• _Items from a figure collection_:
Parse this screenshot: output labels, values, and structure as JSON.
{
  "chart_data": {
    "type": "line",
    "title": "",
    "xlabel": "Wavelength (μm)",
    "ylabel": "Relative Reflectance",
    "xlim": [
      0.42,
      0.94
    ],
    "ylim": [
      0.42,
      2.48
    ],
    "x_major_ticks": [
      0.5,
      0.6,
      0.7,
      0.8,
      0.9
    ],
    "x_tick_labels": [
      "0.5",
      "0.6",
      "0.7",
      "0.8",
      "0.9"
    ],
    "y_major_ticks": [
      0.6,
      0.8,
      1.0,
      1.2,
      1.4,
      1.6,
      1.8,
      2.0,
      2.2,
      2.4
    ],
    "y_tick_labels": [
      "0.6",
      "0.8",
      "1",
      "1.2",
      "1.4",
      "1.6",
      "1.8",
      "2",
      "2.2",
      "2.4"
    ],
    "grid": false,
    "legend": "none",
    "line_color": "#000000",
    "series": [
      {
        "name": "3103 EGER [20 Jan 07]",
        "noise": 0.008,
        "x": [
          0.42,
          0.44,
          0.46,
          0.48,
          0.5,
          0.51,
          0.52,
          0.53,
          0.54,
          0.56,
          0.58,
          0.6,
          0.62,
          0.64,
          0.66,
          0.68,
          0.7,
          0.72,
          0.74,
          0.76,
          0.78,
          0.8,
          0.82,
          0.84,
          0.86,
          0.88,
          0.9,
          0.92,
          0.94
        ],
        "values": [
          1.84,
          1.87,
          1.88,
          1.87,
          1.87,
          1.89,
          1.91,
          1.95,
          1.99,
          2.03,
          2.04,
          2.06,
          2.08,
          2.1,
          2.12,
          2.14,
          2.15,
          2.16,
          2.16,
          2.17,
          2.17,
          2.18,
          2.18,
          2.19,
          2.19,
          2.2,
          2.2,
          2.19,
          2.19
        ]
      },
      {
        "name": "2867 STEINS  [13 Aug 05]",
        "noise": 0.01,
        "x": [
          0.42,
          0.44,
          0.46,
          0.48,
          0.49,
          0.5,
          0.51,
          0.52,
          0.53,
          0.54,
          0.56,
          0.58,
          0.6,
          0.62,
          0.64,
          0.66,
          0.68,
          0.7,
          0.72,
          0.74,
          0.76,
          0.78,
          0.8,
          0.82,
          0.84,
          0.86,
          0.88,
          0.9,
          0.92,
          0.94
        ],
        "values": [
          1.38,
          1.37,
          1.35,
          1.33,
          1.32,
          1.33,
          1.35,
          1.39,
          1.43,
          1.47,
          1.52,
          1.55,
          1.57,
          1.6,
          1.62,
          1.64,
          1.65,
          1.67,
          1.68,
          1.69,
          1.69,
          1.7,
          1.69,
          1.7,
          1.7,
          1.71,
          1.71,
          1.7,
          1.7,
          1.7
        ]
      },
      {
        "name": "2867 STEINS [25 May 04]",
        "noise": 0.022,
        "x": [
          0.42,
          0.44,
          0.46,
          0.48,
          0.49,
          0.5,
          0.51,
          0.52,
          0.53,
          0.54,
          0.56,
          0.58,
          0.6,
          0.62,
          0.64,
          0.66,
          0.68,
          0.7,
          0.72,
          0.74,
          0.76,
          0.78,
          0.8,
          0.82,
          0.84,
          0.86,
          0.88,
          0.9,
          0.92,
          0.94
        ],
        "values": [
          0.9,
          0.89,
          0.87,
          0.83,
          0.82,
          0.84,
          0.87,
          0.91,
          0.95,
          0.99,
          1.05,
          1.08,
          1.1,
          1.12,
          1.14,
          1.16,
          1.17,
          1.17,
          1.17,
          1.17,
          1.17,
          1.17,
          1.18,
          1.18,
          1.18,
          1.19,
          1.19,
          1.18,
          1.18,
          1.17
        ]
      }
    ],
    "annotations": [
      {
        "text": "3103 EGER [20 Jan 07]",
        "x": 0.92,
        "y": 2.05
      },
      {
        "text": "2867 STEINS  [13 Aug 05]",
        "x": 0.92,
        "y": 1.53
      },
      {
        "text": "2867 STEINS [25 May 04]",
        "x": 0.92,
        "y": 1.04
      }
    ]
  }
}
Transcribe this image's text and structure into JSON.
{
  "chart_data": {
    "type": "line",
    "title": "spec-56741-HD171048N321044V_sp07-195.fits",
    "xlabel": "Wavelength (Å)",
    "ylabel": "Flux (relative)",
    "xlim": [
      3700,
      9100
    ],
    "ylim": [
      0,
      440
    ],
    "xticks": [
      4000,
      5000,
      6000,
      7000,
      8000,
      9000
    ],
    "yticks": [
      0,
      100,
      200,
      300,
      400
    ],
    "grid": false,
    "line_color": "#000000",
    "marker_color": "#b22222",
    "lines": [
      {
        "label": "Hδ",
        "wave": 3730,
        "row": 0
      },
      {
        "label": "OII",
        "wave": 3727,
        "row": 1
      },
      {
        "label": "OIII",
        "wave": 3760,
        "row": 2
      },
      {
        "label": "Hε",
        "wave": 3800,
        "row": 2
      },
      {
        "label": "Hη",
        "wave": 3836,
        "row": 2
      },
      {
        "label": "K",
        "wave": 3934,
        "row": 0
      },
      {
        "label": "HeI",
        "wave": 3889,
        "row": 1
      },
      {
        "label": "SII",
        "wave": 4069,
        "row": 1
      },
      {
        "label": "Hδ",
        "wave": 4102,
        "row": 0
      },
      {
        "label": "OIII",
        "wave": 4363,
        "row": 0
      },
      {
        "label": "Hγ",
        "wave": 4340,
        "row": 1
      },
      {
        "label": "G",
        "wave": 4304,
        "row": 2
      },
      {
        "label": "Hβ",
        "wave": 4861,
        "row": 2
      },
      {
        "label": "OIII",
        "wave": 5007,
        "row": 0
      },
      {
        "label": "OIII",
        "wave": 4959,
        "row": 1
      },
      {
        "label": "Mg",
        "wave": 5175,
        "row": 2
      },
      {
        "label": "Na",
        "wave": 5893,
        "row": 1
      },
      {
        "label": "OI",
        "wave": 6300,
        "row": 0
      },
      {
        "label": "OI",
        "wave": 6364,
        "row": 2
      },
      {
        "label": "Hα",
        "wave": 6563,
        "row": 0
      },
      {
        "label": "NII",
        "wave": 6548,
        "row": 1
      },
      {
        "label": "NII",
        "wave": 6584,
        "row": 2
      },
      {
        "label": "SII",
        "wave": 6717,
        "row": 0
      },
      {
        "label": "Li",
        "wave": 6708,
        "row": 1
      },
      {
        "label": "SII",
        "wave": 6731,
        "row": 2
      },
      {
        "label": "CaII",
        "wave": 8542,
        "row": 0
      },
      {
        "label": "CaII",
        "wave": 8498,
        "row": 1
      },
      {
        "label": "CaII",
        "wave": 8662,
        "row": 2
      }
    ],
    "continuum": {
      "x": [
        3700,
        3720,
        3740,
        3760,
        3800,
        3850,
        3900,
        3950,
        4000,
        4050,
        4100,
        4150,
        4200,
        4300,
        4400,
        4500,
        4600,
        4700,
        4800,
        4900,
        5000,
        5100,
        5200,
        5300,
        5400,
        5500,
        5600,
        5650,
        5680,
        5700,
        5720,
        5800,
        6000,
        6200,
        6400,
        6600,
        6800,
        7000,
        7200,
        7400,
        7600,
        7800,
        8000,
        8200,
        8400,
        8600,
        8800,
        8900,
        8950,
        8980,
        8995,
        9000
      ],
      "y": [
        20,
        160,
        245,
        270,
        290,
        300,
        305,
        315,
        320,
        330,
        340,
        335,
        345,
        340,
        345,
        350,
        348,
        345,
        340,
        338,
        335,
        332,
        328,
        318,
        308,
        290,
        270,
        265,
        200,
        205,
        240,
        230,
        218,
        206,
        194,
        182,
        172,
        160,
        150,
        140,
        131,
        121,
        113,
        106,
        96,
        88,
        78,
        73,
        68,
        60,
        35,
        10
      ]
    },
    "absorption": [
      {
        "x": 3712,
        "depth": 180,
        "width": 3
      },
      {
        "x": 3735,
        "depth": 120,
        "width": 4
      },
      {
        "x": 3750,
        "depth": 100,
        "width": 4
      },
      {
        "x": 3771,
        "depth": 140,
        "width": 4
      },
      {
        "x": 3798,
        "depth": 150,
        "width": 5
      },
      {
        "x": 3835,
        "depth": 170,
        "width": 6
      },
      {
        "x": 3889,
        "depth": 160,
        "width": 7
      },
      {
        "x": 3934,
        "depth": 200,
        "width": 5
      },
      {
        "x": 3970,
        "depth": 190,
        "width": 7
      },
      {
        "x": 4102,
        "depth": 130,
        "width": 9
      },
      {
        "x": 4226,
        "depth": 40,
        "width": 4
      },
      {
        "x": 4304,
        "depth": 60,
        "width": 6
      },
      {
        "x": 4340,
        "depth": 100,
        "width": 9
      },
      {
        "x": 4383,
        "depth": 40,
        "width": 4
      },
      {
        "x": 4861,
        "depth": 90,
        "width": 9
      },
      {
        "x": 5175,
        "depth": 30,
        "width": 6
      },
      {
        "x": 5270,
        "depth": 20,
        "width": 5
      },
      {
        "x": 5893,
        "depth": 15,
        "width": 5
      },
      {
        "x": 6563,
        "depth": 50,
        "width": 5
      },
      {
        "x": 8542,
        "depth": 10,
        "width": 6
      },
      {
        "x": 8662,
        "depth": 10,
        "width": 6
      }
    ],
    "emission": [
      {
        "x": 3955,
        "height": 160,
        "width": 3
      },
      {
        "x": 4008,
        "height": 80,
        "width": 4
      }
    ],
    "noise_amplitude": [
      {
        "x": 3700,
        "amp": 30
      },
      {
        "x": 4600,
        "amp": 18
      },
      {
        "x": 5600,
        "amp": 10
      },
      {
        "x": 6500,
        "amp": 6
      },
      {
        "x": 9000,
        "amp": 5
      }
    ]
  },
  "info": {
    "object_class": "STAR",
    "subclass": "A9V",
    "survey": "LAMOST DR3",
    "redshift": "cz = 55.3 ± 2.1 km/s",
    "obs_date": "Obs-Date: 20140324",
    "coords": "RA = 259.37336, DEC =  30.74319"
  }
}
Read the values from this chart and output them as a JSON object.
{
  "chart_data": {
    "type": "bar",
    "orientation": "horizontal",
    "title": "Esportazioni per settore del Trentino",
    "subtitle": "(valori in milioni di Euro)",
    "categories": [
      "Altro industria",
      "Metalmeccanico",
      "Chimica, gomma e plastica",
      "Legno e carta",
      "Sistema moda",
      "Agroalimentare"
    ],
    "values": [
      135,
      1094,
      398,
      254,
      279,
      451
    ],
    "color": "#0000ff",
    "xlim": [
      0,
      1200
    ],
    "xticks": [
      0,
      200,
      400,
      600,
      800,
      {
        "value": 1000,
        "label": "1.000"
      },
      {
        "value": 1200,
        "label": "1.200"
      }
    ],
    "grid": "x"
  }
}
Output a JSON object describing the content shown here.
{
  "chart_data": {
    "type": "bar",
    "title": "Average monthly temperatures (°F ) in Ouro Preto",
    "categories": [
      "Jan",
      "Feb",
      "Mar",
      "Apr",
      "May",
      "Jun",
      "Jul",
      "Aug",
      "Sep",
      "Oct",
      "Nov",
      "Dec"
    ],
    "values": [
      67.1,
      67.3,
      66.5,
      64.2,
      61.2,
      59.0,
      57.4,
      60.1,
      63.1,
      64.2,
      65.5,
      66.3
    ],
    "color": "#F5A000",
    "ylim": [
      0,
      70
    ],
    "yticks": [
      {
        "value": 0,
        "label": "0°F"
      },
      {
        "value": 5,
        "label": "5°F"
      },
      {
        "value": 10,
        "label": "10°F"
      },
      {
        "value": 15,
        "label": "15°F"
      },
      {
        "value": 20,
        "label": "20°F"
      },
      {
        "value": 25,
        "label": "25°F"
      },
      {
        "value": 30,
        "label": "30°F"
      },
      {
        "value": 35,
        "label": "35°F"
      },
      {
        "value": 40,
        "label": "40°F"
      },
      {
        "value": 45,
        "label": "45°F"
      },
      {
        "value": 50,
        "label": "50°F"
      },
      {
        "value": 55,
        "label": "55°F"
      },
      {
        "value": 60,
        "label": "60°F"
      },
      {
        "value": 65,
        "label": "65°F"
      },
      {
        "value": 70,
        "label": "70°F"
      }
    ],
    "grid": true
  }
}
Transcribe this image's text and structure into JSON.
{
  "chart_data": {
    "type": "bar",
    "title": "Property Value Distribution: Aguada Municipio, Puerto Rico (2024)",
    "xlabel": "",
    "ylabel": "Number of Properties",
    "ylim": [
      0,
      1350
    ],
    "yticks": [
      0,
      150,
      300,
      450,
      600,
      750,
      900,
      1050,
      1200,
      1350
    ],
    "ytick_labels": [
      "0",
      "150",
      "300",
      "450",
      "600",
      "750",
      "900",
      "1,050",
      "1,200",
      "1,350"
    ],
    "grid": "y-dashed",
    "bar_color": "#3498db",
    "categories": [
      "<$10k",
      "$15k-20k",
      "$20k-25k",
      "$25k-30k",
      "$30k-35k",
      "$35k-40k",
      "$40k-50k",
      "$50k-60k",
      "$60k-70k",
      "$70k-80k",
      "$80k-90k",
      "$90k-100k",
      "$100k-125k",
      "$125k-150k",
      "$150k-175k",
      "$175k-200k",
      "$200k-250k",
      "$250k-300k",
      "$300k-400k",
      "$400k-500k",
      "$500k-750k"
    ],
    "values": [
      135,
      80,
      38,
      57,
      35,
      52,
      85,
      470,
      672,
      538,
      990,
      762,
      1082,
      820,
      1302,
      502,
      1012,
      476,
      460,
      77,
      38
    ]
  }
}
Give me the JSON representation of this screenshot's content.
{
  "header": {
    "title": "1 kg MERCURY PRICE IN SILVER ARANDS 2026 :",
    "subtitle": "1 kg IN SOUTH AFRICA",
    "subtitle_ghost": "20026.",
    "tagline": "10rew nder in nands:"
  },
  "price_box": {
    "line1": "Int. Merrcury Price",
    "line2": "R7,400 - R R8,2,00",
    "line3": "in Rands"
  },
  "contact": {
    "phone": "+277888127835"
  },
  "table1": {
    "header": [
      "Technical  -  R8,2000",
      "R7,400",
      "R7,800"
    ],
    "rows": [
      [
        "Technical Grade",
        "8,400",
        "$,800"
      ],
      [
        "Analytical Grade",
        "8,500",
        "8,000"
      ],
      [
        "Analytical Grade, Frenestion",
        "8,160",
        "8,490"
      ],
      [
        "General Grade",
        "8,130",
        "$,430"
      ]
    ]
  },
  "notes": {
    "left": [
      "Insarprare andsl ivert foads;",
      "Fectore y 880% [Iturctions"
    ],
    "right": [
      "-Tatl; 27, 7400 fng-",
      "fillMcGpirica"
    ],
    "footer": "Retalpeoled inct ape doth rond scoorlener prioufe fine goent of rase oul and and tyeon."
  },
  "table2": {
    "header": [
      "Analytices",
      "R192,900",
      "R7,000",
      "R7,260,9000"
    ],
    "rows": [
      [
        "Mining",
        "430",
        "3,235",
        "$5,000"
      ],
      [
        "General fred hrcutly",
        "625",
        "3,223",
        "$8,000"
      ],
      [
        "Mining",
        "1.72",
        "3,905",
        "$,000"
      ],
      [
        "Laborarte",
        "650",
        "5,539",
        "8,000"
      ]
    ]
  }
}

• _WRITTEN EXERCISE_: From the records, copy every line that has the string "xlabel" in it.

• _ANSWER TO THE PROBLEM_:
    "xlabel": "Wavelength (μm)",
    "xlabel": "Wavelength (Å)",
    "xlabel": "",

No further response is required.